## Your instructions
Work out how many lines include "index" and answer with that number only.

═════ Data lines ═════

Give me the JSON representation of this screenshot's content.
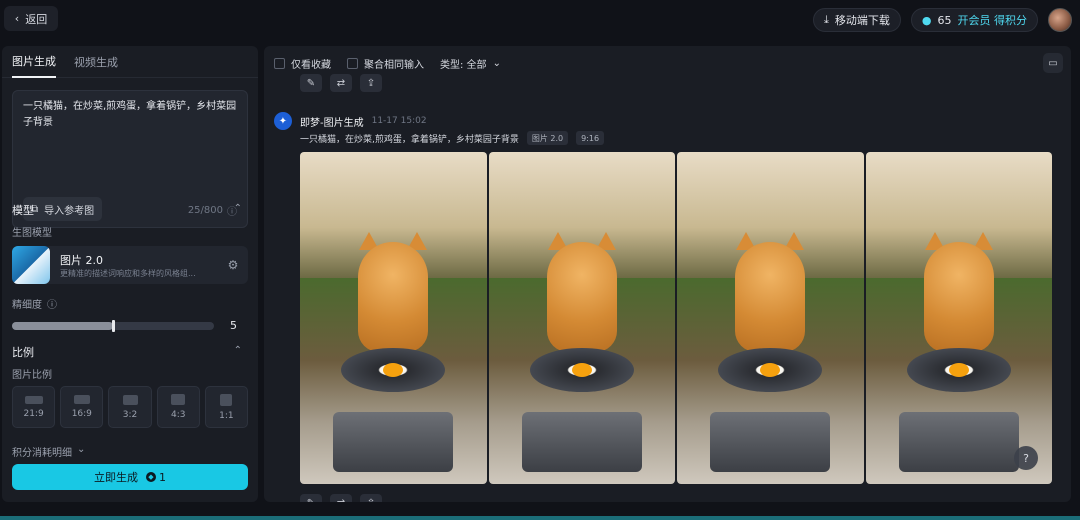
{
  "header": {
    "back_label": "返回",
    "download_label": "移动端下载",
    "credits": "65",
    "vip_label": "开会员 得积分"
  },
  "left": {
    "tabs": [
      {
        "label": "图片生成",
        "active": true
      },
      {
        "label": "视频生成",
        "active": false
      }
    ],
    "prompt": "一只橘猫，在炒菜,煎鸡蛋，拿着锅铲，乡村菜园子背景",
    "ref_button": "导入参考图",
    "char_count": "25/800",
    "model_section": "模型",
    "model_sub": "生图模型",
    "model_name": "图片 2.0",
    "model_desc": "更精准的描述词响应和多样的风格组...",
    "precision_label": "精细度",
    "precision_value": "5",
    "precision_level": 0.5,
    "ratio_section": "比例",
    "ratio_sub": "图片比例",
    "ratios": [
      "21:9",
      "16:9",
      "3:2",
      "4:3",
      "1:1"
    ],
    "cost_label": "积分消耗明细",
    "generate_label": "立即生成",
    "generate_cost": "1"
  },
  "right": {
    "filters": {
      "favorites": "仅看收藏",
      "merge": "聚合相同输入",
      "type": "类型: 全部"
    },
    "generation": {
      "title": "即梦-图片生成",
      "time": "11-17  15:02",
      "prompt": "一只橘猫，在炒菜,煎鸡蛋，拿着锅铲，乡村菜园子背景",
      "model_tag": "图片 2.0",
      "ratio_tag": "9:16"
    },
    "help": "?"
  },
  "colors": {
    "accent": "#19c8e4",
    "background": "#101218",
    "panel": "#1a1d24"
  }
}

═════
═════ Data lines ═════

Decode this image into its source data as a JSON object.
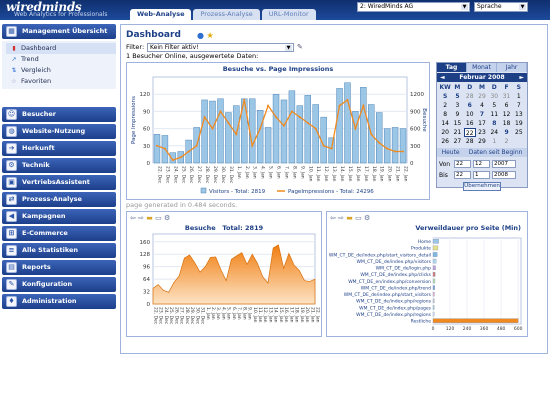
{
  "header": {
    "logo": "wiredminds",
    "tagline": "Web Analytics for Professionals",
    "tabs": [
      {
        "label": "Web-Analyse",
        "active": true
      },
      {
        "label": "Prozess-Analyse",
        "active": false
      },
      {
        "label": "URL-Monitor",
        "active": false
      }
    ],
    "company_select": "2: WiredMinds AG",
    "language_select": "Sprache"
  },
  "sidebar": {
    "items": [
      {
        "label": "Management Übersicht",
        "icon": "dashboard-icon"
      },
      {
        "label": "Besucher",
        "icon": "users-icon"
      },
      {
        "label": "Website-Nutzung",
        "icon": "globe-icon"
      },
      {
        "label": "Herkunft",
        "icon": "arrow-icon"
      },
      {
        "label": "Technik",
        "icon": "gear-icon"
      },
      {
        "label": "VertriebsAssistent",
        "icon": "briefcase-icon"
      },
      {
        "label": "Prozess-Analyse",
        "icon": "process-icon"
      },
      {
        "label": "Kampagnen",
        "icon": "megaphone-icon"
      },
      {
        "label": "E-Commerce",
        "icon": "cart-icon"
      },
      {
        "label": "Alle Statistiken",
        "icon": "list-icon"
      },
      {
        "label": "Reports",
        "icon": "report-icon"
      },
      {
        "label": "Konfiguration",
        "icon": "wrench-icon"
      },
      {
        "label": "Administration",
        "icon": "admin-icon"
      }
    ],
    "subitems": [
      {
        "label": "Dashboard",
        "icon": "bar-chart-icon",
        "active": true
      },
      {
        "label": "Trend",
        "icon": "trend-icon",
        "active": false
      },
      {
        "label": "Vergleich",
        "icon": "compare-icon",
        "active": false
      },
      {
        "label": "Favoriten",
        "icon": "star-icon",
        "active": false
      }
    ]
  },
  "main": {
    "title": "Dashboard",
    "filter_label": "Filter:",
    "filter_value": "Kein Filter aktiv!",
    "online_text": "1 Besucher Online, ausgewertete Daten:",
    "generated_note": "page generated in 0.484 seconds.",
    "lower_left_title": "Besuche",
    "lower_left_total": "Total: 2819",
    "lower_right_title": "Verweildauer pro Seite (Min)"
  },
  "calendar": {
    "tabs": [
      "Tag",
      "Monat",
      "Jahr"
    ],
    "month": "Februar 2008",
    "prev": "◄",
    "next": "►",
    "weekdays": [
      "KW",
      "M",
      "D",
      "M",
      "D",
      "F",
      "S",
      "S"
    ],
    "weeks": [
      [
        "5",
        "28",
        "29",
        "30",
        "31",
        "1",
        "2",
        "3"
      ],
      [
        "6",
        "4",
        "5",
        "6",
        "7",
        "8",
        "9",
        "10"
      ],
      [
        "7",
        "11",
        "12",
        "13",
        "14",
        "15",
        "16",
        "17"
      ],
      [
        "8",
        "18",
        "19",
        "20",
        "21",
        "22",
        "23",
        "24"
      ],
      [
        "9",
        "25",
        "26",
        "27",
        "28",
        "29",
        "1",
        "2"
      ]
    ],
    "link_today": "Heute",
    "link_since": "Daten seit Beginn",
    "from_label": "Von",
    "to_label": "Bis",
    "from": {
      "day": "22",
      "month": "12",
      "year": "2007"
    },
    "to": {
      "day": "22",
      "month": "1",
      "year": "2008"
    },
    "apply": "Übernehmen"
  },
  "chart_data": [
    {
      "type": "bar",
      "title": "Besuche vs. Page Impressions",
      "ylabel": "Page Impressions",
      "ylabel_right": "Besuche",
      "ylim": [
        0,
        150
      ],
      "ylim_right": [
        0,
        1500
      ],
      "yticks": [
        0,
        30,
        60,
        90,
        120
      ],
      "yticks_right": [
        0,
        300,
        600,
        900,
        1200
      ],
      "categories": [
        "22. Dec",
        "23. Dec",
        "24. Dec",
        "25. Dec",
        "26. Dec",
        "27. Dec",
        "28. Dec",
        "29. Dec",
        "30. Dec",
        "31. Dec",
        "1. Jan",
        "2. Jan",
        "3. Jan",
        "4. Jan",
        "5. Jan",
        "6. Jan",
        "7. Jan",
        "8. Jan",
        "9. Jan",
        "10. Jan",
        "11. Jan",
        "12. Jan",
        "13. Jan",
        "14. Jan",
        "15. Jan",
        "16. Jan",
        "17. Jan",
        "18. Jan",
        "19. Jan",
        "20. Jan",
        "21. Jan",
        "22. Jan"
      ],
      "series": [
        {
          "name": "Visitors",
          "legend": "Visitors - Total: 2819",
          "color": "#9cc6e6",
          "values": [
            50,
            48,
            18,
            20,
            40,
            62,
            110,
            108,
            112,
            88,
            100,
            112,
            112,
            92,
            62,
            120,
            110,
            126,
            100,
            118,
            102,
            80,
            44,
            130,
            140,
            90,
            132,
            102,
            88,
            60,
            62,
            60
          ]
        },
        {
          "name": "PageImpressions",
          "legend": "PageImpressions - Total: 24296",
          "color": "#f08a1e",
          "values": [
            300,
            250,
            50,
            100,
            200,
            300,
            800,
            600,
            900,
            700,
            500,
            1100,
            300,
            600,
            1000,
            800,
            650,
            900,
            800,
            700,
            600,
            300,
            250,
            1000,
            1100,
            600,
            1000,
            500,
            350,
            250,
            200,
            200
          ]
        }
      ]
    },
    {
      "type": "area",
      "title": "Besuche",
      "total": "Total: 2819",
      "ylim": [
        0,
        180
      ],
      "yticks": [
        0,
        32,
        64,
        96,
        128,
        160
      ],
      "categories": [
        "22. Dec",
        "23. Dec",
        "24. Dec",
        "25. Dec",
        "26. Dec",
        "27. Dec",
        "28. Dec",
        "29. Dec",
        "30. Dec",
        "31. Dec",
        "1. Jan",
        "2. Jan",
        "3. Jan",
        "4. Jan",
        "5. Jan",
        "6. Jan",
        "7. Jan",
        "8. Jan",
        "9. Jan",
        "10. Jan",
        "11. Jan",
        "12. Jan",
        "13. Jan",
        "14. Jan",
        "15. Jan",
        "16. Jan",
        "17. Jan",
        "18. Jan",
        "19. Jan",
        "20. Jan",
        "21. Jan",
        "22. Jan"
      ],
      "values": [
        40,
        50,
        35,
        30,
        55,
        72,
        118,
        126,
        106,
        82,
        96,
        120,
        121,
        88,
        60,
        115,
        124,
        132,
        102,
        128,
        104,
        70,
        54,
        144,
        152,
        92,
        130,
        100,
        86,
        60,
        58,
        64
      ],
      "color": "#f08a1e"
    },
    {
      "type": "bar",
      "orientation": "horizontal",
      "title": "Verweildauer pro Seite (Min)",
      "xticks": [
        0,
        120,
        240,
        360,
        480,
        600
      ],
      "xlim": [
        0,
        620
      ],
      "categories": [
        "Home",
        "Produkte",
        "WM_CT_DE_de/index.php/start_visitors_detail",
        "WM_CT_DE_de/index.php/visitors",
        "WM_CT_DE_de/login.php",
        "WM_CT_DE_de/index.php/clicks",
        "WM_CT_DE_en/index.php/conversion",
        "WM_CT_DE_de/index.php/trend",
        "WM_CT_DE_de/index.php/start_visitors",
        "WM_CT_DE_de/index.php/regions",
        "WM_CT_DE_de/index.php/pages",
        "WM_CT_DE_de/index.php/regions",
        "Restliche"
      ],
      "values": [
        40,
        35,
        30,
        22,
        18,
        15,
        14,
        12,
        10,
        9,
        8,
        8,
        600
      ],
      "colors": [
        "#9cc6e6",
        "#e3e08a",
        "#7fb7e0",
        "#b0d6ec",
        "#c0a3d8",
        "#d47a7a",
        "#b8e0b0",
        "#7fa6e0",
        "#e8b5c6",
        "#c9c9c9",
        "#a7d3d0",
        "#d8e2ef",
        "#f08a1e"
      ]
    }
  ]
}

═════

## Answer for this exercise
9